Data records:
********************
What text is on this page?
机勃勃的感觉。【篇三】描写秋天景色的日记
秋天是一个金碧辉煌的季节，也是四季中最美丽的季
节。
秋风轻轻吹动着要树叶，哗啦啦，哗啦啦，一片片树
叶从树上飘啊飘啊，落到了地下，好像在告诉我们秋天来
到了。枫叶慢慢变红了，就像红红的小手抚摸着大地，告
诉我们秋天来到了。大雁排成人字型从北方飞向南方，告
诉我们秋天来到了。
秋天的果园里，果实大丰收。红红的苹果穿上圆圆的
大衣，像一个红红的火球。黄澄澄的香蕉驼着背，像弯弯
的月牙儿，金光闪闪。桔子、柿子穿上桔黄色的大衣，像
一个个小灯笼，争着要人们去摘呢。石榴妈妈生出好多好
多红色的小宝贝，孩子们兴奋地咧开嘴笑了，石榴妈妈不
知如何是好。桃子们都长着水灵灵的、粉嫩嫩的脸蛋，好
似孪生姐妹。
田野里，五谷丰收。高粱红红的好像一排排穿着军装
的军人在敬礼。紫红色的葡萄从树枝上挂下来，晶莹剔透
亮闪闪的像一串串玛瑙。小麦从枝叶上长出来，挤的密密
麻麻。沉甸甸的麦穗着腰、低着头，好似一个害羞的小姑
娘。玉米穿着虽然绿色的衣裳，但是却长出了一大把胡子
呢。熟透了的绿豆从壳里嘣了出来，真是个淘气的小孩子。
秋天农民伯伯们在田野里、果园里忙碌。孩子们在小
********************
** To be done **
Find all lines where the word "诉我们秋天来到了" appears. Copy them.

** The reply **
诉我们秋天来到了。大雁排成人字型从北方飞向南方，告
诉我们秋天来到了。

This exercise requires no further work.